#### Instructions for the task
Reproduce every entry exactly.

┌──

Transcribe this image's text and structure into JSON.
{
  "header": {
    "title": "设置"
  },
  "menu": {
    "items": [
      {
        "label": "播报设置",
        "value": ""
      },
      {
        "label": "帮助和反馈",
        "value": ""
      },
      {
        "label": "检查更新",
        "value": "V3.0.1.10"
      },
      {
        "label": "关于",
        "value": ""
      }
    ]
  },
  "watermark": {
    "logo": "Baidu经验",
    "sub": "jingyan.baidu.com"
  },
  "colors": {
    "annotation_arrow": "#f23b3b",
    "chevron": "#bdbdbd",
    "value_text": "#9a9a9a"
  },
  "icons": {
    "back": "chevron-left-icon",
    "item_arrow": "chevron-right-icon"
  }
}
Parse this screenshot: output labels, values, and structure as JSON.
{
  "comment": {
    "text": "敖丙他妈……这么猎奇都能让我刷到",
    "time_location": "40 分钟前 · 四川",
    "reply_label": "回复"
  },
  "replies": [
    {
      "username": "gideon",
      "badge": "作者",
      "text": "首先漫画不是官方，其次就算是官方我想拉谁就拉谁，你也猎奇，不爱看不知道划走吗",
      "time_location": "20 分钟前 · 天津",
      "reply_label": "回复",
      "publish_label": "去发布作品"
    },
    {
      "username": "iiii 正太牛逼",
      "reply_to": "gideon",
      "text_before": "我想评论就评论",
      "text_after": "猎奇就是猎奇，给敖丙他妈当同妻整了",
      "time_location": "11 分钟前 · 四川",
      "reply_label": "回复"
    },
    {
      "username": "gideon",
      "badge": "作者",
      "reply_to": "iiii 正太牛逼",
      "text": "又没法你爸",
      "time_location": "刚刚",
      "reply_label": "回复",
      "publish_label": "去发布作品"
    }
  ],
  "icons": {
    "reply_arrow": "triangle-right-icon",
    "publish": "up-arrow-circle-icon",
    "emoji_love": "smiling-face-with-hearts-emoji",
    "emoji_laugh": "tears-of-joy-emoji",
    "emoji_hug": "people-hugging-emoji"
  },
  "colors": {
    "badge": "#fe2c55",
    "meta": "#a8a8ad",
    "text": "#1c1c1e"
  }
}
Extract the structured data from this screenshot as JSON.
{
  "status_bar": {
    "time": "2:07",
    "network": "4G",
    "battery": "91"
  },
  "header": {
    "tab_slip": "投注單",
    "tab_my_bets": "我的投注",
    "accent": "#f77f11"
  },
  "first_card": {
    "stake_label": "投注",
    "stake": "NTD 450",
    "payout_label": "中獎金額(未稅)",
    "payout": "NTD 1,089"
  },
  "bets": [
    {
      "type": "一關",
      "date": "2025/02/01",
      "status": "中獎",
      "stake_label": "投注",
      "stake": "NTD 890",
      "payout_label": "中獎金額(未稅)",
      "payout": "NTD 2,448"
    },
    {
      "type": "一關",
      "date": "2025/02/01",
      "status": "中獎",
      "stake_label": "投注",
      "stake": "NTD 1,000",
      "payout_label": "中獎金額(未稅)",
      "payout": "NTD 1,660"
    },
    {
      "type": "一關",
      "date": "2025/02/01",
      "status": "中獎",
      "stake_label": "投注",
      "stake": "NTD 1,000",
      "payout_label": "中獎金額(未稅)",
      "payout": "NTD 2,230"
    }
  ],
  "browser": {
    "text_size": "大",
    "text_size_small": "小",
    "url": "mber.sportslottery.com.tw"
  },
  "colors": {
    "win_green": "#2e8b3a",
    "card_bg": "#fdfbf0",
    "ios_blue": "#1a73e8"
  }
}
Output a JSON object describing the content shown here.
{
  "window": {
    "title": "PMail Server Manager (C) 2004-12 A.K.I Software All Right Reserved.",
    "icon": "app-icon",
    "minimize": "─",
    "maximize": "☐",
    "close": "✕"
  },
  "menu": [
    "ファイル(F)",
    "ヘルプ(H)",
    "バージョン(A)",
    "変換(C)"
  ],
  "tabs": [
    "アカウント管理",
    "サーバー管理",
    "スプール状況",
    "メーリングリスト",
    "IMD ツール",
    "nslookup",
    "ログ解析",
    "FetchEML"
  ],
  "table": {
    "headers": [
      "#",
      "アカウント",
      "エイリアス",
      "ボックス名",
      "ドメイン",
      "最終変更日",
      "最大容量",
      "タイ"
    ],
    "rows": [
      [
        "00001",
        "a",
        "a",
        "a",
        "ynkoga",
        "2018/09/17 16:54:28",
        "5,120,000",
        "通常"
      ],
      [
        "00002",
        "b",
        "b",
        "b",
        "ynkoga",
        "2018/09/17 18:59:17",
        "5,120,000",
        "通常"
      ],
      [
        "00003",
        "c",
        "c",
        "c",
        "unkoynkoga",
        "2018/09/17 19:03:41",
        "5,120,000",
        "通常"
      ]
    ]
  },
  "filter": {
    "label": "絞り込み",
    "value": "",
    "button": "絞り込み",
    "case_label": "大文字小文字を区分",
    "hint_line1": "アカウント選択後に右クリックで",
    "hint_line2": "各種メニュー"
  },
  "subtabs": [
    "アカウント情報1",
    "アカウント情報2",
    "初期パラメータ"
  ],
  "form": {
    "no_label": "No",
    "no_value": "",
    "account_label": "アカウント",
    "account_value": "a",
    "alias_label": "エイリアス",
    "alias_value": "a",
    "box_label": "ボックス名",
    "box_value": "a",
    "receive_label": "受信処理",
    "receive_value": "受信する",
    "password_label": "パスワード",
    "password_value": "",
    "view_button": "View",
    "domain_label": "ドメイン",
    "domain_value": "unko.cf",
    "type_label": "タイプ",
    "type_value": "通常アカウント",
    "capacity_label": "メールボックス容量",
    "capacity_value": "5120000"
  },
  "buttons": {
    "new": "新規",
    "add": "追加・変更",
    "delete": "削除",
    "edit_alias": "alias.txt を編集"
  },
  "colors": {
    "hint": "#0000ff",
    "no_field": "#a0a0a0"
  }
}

└──

#### Result of the exercise
Transcribe this image's text and structure into JSON.
{
  "header": {
    "title": "设置"
  },
  "menu": {
    "items": [
      {
        "label": "播报设置",
        "value": ""
      },
      {
        "label": "帮助和反馈",
        "value": ""
      },
      {
        "label": "检查更新",
        "value": "V3.0.1.10"
      },
      {
        "label": "关于",
        "value": ""
      }
    ]
  },
  "watermark": {
    "logo": "Baidu经验",
    "sub": "jingyan.baidu.com"
  },
  "colors": {
    "annotation_arrow": "#f23b3b",
    "chevron": "#bdbdbd",
    "value_text": "#9a9a9a"
  },
  "icons": {
    "back": "chevron-left-icon",
    "item_arrow": "chevron-right-icon"
  }
}
Parse this screenshot: output labels, values, and structure as JSON.
{
  "comment": {
    "text": "敖丙他妈……这么猎奇都能让我刷到",
    "time_location": "40 分钟前 · 四川",
    "reply_label": "回复"
  },
  "replies": [
    {
      "username": "gideon",
      "badge": "作者",
      "text": "首先漫画不是官方，其次就算是官方我想拉谁就拉谁，你也猎奇，不爱看不知道划走吗",
      "time_location": "20 分钟前 · 天津",
      "reply_label": "回复",
      "publish_label": "去发布作品"
    },
    {
      "username": "iiii 正太牛逼",
      "reply_to": "gideon",
      "text_before": "我想评论就评论",
      "text_after": "猎奇就是猎奇，给敖丙他妈当同妻整了",
      "time_location": "11 分钟前 · 四川",
      "reply_label": "回复"
    },
    {
      "username": "gideon",
      "badge": "作者",
      "reply_to": "iiii 正太牛逼",
      "text": "又没法你爸",
      "time_location": "刚刚",
      "reply_label": "回复",
      "publish_label": "去发布作品"
    }
  ],
  "icons": {
    "reply_arrow": "triangle-right-icon",
    "publish": "up-arrow-circle-icon",
    "emoji_love": "smiling-face-with-hearts-emoji",
    "emoji_laugh": "tears-of-joy-emoji",
    "emoji_hug": "people-hugging-emoji"
  },
  "colors": {
    "badge": "#fe2c55",
    "meta": "#a8a8ad",
    "text": "#1c1c1e"
  }
}
Extract the structured data from this screenshot as JSON.
{
  "status_bar": {
    "time": "2:07",
    "network": "4G",
    "battery": "91"
  },
  "header": {
    "tab_slip": "投注單",
    "tab_my_bets": "我的投注",
    "accent": "#f77f11"
  },
  "first_card": {
    "stake_label": "投注",
    "stake": "NTD 450",
    "payout_label": "中獎金額(未稅)",
    "payout": "NTD 1,089"
  },
  "bets": [
    {
      "type": "一關",
      "date": "2025/02/01",
      "status": "中獎",
      "stake_label": "投注",
      "stake": "NTD 890",
      "payout_label": "中獎金額(未稅)",
      "payout": "NTD 2,448"
    },
    {
      "type": "一關",
      "date": "2025/02/01",
      "status": "中獎",
      "stake_label": "投注",
      "stake": "NTD 1,000",
      "payout_label": "中獎金額(未稅)",
      "payout": "NTD 1,660"
    },
    {
      "type": "一關",
      "date": "2025/02/01",
      "status": "中獎",
      "stake_label": "投注",
      "stake": "NTD 1,000",
      "payout_label": "中獎金額(未稅)",
      "payout": "NTD 2,230"
    }
  ],
  "browser": {
    "text_size": "大",
    "text_size_small": "小",
    "url": "mber.sportslottery.com.tw"
  },
  "colors": {
    "win_green": "#2e8b3a",
    "card_bg": "#fdfbf0",
    "ios_blue": "#1a73e8"
  }
}
Output a JSON object describing the content shown here.
{
  "window": {
    "title": "PMail Server Manager (C) 2004-12 A.K.I Software All Right Reserved.",
    "icon": "app-icon",
    "minimize": "─",
    "maximize": "☐",
    "close": "✕"
  },
  "menu": [
    "ファイル(F)",
    "ヘルプ(H)",
    "バージョン(A)",
    "変換(C)"
  ],
  "tabs": [
    "アカウント管理",
    "サーバー管理",
    "スプール状況",
    "メーリングリスト",
    "IMD ツール",
    "nslookup",
    "ログ解析",
    "FetchEML"
  ],
  "table": {
    "headers": [
      "#",
      "アカウント",
      "エイリアス",
      "ボックス名",
      "ドメイン",
      "最終変更日",
      "最大容量",
      "タイ"
    ],
    "rows": [
      [
        "00001",
        "a",
        "a",
        "a",
        "ynkoga",
        "2018/09/17 16:54:28",
        "5,120,000",
        "通常"
      ],
      [
        "00002",
        "b",
        "b",
        "b",
        "ynkoga",
        "2018/09/17 18:59:17",
        "5,120,000",
        "通常"
      ],
      [
        "00003",
        "c",
        "c",
        "c",
        "unkoynkoga",
        "2018/09/17 19:03:41",
        "5,120,000",
        "通常"
      ]
    ]
  },
  "filter": {
    "label": "絞り込み",
    "value": "",
    "button": "絞り込み",
    "case_label": "大文字小文字を区分",
    "hint_line1": "アカウント選択後に右クリックで",
    "hint_line2": "各種メニュー"
  },
  "subtabs": [
    "アカウント情報1",
    "アカウント情報2",
    "初期パラメータ"
  ],
  "form": {
    "no_label": "No",
    "no_value": "",
    "account_label": "アカウント",
    "account_value": "a",
    "alias_label": "エイリアス",
    "alias_value": "a",
    "box_label": "ボックス名",
    "box_value": "a",
    "receive_label": "受信処理",
    "receive_value": "受信する",
    "password_label": "パスワード",
    "password_value": "",
    "view_button": "View",
    "domain_label": "ドメイン",
    "domain_value": "unko.cf",
    "type_label": "タイプ",
    "type_value": "通常アカウント",
    "capacity_label": "メールボックス容量",
    "capacity_value": "5120000"
  },
  "buttons": {
    "new": "新規",
    "add": "追加・変更",
    "delete": "削除",
    "edit_alias": "alias.txt を編集"
  },
  "colors": {
    "hint": "#0000ff",
    "no_field": "#a0a0a0"
  }
}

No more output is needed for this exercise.